TASK REQUIREMENTS
Find every line in the records below that holds the word "Manager" and copy it.

--- DATA FOR THE TASK ---

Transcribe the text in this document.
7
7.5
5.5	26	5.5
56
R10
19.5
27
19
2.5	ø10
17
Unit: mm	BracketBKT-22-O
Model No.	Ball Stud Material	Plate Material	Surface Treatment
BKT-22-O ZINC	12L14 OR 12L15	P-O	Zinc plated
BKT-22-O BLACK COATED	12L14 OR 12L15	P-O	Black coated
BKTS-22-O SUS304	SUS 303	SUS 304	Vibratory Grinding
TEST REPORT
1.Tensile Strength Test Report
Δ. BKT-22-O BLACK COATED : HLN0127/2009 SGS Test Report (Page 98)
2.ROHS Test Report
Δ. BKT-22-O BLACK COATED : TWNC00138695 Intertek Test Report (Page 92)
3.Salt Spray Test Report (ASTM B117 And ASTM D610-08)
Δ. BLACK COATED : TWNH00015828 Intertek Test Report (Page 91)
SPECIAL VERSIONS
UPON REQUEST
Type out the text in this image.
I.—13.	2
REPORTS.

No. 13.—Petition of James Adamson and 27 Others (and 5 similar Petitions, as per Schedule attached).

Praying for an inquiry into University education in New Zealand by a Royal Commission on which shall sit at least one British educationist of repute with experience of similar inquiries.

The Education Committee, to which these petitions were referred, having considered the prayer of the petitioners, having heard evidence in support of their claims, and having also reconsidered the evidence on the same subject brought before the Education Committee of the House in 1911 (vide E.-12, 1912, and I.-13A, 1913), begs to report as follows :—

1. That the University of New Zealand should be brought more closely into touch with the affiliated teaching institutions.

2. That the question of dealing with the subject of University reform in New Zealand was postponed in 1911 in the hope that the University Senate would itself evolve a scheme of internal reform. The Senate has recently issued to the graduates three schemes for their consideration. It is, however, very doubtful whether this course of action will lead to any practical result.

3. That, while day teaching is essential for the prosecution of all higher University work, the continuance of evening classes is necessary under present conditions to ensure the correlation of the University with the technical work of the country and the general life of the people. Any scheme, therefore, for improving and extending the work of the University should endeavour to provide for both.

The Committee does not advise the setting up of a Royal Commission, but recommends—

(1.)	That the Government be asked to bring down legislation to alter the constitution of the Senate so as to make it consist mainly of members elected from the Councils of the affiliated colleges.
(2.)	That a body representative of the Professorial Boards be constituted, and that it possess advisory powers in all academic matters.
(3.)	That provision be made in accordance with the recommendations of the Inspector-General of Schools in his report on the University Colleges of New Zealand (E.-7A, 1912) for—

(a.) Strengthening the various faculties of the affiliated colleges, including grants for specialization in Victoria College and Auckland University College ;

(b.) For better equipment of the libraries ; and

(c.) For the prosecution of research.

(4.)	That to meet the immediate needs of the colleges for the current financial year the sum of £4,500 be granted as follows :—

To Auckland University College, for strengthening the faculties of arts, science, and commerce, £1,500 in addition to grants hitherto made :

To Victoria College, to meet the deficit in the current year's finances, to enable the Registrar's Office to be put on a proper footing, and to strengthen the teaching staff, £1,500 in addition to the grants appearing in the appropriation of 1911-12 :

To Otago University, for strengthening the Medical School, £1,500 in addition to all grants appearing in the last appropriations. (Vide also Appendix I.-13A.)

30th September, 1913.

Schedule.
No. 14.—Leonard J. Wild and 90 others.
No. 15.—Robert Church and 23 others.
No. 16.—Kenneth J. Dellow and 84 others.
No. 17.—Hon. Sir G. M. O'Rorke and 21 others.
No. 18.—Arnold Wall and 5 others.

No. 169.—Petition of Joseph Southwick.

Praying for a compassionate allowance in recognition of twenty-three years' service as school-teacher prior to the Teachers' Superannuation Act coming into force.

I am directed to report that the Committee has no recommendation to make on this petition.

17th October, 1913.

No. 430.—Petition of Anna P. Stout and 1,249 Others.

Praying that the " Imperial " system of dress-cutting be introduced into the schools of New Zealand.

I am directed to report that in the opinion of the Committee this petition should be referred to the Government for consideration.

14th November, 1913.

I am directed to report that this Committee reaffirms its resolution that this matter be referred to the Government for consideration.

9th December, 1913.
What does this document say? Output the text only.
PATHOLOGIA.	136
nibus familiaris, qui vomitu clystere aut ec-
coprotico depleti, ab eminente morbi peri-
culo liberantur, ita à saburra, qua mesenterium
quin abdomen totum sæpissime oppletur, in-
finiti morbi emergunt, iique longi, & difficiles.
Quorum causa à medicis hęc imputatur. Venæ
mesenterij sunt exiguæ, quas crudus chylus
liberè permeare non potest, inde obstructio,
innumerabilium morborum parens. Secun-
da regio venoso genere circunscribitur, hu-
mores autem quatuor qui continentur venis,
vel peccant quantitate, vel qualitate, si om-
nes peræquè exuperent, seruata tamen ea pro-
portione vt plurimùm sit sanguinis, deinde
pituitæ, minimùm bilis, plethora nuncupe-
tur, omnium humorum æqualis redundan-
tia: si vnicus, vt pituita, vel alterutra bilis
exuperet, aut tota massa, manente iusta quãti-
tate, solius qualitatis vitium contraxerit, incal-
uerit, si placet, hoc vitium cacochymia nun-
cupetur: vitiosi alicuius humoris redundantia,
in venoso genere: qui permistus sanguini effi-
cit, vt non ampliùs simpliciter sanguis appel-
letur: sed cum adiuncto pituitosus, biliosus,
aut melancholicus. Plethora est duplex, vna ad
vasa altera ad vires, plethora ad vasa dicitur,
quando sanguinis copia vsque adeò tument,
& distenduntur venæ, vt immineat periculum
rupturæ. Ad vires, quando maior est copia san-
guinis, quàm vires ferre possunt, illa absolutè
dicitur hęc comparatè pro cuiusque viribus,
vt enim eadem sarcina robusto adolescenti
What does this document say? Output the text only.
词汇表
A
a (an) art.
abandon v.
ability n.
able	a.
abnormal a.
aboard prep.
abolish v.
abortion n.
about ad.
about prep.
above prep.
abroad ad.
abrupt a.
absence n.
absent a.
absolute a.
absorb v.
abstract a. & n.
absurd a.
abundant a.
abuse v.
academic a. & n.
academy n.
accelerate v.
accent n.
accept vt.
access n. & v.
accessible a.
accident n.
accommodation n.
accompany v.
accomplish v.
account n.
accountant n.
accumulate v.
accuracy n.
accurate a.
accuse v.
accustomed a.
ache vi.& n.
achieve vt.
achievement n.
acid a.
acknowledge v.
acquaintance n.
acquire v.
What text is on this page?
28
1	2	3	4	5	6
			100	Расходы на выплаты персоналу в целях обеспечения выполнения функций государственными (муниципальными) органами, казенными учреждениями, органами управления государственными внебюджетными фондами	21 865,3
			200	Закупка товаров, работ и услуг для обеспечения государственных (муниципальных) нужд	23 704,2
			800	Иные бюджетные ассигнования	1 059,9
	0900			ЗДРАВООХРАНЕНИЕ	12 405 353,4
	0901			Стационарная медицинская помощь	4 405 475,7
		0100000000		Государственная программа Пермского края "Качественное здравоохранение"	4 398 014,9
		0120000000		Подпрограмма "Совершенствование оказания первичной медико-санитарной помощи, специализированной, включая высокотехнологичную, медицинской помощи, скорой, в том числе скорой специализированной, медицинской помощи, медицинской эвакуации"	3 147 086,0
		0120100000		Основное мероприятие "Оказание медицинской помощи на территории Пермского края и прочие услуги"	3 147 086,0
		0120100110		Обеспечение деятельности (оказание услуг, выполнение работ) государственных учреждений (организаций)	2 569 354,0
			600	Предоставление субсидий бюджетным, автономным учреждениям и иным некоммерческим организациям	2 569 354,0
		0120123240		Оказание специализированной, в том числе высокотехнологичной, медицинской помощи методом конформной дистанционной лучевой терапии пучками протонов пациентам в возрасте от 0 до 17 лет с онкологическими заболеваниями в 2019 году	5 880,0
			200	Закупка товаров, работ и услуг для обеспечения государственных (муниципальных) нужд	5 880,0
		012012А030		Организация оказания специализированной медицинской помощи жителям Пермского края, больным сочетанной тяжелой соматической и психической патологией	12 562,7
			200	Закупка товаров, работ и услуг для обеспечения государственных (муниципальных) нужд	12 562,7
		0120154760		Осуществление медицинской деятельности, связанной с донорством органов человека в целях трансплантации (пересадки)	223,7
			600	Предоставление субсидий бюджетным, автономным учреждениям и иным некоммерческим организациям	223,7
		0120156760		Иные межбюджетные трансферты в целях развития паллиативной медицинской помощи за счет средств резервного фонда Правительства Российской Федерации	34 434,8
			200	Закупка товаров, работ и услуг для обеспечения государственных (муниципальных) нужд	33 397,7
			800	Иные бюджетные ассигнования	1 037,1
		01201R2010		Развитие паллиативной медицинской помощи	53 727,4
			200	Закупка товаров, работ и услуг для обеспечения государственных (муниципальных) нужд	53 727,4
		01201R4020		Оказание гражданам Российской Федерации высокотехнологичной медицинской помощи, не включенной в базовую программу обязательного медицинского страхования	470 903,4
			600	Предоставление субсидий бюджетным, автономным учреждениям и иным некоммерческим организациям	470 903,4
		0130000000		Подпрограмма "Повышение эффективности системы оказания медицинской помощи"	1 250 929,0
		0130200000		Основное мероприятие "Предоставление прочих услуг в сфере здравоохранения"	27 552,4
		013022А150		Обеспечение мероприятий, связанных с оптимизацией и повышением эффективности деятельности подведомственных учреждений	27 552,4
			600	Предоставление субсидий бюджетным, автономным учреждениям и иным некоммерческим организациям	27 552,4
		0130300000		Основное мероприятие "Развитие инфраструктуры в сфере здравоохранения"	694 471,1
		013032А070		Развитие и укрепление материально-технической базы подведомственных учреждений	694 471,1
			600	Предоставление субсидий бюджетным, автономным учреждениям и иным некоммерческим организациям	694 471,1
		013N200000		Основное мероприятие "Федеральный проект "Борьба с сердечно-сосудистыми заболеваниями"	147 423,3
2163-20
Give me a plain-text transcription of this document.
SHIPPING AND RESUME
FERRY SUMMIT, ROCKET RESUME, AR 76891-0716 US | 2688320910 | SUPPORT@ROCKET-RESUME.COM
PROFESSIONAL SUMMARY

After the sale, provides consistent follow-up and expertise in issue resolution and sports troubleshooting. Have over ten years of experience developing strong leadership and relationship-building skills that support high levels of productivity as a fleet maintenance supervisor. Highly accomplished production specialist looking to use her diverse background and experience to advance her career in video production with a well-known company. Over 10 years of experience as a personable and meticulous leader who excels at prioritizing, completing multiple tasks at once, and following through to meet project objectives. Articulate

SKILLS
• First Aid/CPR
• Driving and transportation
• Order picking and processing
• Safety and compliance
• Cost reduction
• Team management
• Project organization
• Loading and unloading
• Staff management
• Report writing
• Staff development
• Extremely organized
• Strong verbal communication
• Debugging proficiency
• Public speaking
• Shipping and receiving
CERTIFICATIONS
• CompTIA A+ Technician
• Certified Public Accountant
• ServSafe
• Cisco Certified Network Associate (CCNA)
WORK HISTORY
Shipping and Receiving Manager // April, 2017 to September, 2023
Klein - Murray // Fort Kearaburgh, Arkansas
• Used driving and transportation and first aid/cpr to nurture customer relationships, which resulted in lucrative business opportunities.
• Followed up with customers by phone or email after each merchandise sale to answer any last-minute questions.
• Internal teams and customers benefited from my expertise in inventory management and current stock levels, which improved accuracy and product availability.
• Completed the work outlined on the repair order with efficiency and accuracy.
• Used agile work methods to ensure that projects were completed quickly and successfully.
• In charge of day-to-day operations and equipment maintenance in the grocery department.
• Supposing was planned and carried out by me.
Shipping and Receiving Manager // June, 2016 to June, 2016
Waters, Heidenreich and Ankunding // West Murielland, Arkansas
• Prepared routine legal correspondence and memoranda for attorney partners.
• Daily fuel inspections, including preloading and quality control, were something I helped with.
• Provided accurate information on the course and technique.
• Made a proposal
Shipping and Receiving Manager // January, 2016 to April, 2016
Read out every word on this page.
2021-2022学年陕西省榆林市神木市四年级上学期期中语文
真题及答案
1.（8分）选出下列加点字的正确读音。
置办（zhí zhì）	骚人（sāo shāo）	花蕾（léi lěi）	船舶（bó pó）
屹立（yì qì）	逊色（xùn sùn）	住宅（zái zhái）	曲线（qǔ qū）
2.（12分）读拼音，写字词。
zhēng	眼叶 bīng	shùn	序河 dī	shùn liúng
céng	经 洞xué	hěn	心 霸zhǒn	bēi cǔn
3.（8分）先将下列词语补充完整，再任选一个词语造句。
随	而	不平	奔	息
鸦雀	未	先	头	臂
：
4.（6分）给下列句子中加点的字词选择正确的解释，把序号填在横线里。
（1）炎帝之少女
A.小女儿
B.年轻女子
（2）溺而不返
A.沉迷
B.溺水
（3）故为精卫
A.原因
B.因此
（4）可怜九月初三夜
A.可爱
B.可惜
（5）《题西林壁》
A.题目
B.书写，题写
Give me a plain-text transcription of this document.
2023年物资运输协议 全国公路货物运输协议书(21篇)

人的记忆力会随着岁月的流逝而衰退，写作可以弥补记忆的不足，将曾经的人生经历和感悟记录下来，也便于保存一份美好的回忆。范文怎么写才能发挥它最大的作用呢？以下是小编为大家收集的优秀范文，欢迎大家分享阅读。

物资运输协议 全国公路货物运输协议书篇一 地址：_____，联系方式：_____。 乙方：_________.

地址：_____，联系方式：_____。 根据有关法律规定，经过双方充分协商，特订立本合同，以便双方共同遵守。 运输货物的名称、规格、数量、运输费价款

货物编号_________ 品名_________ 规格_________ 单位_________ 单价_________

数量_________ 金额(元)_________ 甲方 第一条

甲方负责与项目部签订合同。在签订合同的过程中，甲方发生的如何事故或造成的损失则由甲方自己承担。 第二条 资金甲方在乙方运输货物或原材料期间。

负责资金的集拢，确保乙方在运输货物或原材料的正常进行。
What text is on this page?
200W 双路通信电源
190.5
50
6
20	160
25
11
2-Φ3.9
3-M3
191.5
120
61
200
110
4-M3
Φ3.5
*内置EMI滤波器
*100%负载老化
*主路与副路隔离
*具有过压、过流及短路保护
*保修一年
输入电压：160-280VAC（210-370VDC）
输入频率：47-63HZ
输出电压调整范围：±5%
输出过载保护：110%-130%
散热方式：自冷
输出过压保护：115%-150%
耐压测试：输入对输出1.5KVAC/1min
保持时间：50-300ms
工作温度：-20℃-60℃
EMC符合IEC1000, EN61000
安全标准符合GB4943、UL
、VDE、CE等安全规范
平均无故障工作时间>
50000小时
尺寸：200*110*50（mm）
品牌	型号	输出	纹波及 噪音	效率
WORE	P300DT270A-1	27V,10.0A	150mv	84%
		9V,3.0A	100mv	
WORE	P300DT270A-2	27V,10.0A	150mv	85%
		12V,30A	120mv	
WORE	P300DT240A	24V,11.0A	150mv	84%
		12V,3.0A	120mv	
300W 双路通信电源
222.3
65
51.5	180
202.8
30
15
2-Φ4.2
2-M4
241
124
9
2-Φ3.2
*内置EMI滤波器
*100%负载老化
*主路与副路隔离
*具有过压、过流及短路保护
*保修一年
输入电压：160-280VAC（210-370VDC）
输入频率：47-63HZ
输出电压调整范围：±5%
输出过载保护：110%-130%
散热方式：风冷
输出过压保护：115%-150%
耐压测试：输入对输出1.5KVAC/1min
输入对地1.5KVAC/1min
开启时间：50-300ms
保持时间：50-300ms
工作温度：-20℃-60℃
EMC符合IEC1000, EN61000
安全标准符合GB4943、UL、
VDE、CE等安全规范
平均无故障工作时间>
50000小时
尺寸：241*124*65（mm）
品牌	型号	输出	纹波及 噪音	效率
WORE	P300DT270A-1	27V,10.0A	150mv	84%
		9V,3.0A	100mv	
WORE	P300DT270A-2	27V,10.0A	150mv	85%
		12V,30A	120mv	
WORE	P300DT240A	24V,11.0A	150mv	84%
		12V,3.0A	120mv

---

RIGHT ANSWER
Shipping and Receiving Manager // April, 2017 to September, 2023
Shipping and Receiving Manager // June, 2016 to June, 2016
Shipping and Receiving Manager // January, 2016 to April, 2016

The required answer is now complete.